-- BEGIN SUPPLIED INFORMATION --

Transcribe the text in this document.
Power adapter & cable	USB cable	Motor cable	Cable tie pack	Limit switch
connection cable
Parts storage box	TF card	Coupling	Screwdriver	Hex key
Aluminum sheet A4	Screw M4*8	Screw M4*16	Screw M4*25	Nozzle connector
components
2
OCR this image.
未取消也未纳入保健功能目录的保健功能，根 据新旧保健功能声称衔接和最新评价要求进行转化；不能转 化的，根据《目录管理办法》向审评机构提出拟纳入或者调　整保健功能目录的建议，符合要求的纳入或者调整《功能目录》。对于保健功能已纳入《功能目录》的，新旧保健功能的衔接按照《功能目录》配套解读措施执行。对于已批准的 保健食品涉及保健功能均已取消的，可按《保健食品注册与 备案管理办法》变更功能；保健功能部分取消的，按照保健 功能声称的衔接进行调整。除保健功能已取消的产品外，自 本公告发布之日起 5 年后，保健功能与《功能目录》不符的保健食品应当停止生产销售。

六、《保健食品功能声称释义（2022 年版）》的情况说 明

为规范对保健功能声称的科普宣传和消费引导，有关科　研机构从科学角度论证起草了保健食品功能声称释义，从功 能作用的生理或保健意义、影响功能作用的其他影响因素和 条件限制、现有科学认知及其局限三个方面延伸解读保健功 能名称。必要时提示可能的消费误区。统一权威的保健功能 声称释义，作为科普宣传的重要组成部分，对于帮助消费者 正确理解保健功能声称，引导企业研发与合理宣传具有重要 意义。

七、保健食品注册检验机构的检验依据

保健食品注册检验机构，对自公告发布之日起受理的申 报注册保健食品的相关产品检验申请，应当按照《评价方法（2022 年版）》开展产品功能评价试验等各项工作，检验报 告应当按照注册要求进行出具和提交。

-- END SUPPLIED INFORMATION --

DIRECTIONS =
Type out all of the material again, word for word.

ANSWER FOR THE TASK =
Transcribe the text in this document.
Power adapter & cable	USB cable	Motor cable	Cable tie pack	Limit switch
connection cable
Parts storage box	TF card	Coupling	Screwdriver	Hex key
Aluminum sheet A4	Screw M4*8	Screw M4*16	Screw M4*25	Nozzle connector
components
2
OCR this image.
未取消也未纳入保健功能目录的保健功能，根 据新旧保健功能声称衔接和最新评价要求进行转化；不能转 化的，根据《目录管理办法》向审评机构提出拟纳入或者调　整保健功能目录的建议，符合要求的纳入或者调整《功能目录》。对于保健功能已纳入《功能目录》的，新旧保健功能的衔接按照《功能目录》配套解读措施执行。对于已批准的 保健食品涉及保健功能均已取消的，可按《保健食品注册与 备案管理办法》变更功能；保健功能部分取消的，按照保健 功能声称的衔接进行调整。除保健功能已取消的产品外，自 本公告发布之日起 5 年后，保健功能与《功能目录》不符的保健食品应当停止生产销售。

六、《保健食品功能声称释义（2022 年版）》的情况说 明

为规范对保健功能声称的科普宣传和消费引导，有关科　研机构从科学角度论证起草了保健食品功能声称释义，从功 能作用的生理或保健意义、影响功能作用的其他影响因素和 条件限制、现有科学认知及其局限三个方面延伸解读保健功 能名称。必要时提示可能的消费误区。统一权威的保健功能 声称释义，作为科普宣传的重要组成部分，对于帮助消费者 正确理解保健功能声称，引导企业研发与合理宣传具有重要 意义。

七、保健食品注册检验机构的检验依据

保健食品注册检验机构，对自公告发布之日起受理的申 报注册保健食品的相关产品检验申请，应当按照《评价方法（2022 年版）》开展产品功能评价试验等各项工作，检验报 告应当按照注册要求进行出具和提交。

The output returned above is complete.